## Work to be completed
Examine the entries and show every line in which the word "spectrum" is found.

[Records from a collection of figures]
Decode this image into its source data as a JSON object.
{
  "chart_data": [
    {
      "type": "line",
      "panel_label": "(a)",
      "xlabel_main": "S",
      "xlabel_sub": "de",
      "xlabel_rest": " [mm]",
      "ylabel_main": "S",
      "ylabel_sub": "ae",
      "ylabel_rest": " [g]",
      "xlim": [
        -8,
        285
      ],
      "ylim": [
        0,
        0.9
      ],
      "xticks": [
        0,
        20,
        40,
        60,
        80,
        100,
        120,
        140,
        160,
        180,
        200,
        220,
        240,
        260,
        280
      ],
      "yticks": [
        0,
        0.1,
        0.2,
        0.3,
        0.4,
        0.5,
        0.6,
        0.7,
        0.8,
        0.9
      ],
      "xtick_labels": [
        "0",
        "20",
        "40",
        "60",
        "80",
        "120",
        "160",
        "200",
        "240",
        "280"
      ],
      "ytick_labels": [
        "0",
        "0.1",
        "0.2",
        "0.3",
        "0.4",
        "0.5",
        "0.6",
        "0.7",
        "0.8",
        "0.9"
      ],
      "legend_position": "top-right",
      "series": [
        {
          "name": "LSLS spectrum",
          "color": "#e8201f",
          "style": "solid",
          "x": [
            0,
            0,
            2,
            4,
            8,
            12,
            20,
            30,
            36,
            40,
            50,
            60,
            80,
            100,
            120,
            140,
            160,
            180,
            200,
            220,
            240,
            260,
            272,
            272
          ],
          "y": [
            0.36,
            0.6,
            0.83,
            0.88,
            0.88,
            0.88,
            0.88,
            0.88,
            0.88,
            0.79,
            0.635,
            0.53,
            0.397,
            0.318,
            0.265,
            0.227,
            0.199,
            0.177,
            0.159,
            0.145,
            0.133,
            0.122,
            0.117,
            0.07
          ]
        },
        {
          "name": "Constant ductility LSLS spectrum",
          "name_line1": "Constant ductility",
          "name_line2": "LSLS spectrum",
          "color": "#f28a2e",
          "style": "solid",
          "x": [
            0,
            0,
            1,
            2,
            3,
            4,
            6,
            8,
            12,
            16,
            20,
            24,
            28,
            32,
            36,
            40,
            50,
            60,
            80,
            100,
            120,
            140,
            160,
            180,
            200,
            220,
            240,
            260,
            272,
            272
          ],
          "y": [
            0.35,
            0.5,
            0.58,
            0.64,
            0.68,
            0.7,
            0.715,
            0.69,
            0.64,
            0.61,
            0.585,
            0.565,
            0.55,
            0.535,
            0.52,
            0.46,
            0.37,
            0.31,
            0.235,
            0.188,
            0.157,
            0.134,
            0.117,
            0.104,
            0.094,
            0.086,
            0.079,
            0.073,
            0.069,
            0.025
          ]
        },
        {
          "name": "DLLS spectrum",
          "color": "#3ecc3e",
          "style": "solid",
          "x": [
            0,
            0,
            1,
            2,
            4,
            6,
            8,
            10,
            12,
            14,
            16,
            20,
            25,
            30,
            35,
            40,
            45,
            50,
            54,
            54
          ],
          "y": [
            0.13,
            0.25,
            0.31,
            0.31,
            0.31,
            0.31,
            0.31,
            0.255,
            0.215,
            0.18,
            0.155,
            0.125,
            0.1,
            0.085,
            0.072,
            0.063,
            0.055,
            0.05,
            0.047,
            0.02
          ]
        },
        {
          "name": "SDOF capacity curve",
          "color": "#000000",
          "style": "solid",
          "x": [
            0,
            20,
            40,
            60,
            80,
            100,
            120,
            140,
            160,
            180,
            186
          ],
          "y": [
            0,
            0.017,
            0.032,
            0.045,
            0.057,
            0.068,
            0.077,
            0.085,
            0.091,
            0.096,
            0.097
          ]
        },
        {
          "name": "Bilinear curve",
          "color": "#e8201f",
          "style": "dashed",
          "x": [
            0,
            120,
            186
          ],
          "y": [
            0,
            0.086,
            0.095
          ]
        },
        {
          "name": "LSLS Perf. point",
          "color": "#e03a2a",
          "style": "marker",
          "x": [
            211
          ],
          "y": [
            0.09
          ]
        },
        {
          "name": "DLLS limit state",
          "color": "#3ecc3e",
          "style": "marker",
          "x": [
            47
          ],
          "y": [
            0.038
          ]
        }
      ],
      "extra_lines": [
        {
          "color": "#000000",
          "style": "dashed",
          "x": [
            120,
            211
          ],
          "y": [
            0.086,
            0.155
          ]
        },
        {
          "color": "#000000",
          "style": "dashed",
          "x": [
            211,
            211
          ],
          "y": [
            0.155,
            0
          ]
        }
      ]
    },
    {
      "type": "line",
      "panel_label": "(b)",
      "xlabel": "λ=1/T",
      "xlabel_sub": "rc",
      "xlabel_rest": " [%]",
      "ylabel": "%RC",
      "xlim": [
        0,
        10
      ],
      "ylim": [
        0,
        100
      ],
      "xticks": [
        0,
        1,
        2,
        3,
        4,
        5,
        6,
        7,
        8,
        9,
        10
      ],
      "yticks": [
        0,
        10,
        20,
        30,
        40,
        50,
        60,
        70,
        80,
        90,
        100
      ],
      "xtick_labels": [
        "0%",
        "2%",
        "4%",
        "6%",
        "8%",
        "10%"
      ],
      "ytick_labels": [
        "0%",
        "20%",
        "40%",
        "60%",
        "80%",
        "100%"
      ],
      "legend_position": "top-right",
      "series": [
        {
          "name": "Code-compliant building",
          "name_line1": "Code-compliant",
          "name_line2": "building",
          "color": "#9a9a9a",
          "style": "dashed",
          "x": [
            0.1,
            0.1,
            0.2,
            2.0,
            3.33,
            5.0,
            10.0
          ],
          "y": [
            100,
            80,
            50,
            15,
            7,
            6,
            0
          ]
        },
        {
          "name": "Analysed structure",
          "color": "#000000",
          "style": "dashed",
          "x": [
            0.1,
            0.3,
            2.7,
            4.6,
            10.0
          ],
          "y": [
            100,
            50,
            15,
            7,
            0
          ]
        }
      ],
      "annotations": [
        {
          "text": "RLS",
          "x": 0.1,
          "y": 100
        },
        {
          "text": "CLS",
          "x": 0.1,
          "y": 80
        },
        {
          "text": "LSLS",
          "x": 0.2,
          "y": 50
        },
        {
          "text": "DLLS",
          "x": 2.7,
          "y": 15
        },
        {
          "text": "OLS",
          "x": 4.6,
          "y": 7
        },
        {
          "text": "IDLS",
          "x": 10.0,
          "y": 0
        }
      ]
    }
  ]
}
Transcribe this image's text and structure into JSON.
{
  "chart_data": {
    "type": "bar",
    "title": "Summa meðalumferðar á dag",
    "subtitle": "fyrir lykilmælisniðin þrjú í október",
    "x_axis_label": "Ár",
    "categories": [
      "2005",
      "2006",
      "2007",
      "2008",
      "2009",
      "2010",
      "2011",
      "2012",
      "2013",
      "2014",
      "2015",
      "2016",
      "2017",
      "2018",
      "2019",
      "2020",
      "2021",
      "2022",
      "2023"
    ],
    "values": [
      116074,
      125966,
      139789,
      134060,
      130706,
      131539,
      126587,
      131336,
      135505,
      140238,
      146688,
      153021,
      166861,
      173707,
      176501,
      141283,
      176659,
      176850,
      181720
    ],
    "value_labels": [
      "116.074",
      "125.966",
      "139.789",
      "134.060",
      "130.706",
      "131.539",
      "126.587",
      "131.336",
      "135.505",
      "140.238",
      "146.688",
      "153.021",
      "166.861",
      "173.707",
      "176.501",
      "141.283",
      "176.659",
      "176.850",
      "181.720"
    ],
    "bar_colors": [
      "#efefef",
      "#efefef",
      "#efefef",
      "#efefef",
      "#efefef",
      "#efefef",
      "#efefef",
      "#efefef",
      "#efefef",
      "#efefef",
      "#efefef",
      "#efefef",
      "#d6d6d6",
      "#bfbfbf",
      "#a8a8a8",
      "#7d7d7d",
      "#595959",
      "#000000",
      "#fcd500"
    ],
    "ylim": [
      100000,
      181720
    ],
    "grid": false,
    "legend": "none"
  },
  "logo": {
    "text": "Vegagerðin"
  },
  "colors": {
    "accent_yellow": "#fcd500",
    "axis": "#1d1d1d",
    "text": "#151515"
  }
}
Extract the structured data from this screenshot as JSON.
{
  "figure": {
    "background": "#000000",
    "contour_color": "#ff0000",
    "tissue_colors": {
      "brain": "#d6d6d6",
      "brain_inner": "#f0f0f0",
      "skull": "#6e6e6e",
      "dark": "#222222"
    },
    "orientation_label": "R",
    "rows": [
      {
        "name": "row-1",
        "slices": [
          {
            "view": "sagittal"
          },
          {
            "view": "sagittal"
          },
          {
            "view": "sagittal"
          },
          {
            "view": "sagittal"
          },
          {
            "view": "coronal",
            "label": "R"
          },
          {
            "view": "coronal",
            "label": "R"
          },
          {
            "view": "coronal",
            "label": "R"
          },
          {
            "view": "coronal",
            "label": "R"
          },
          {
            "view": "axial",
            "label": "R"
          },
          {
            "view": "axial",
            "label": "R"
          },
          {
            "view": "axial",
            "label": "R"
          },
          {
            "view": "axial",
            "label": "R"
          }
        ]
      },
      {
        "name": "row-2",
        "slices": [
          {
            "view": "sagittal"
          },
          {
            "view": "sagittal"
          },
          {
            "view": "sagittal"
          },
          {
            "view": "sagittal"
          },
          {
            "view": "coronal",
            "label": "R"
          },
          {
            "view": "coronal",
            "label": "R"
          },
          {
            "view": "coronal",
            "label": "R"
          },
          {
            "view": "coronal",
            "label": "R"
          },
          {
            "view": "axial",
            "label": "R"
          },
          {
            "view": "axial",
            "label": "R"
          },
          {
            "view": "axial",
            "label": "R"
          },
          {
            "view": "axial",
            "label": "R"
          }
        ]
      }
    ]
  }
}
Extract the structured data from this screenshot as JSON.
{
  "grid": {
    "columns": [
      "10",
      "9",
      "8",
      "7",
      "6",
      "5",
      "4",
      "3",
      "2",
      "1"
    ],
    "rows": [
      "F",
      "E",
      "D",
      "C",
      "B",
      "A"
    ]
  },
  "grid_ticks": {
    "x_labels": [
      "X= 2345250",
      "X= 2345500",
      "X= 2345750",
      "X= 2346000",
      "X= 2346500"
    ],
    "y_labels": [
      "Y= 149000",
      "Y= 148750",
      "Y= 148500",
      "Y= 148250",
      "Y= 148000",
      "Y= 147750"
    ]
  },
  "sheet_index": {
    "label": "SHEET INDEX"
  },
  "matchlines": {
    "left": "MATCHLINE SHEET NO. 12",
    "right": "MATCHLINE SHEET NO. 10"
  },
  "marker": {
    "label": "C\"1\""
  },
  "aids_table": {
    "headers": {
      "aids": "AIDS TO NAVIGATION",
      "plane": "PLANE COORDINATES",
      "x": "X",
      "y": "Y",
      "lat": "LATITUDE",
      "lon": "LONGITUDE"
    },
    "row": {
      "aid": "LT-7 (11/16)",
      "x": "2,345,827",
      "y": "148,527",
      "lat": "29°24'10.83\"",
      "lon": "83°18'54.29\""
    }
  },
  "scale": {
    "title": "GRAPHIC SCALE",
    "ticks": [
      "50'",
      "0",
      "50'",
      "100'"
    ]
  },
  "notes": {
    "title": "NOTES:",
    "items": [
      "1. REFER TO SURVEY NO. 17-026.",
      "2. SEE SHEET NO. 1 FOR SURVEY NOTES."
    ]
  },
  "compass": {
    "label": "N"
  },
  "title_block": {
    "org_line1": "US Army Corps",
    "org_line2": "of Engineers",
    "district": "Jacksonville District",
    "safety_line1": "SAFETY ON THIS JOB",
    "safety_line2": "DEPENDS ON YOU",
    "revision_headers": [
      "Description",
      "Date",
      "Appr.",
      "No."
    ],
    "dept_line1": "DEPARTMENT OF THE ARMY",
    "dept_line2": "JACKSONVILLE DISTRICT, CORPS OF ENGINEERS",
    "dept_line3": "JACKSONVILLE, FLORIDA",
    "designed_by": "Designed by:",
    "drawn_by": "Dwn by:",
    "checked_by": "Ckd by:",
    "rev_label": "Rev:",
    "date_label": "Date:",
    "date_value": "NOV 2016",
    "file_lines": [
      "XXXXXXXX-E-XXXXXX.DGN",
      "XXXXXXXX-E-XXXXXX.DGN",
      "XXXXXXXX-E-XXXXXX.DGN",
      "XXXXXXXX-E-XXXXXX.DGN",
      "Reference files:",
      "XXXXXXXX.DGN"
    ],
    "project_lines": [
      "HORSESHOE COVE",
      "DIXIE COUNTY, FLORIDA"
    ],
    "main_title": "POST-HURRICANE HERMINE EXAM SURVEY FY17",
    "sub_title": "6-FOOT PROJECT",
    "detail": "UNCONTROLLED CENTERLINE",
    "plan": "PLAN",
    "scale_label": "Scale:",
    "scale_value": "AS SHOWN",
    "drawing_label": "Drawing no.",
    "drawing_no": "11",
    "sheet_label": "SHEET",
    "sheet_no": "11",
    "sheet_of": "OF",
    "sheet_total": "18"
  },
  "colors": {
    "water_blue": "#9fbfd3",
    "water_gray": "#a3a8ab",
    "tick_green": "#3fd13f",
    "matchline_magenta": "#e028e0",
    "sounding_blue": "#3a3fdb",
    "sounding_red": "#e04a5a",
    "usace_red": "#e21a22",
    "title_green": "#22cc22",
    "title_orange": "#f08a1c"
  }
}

## Result of the exercise
          "name": "LSLS spectrum",
          "name": "Constant ductility LSLS spectrum",
          "name_line2": "LSLS spectrum",
          "name": "DLLS spectrum",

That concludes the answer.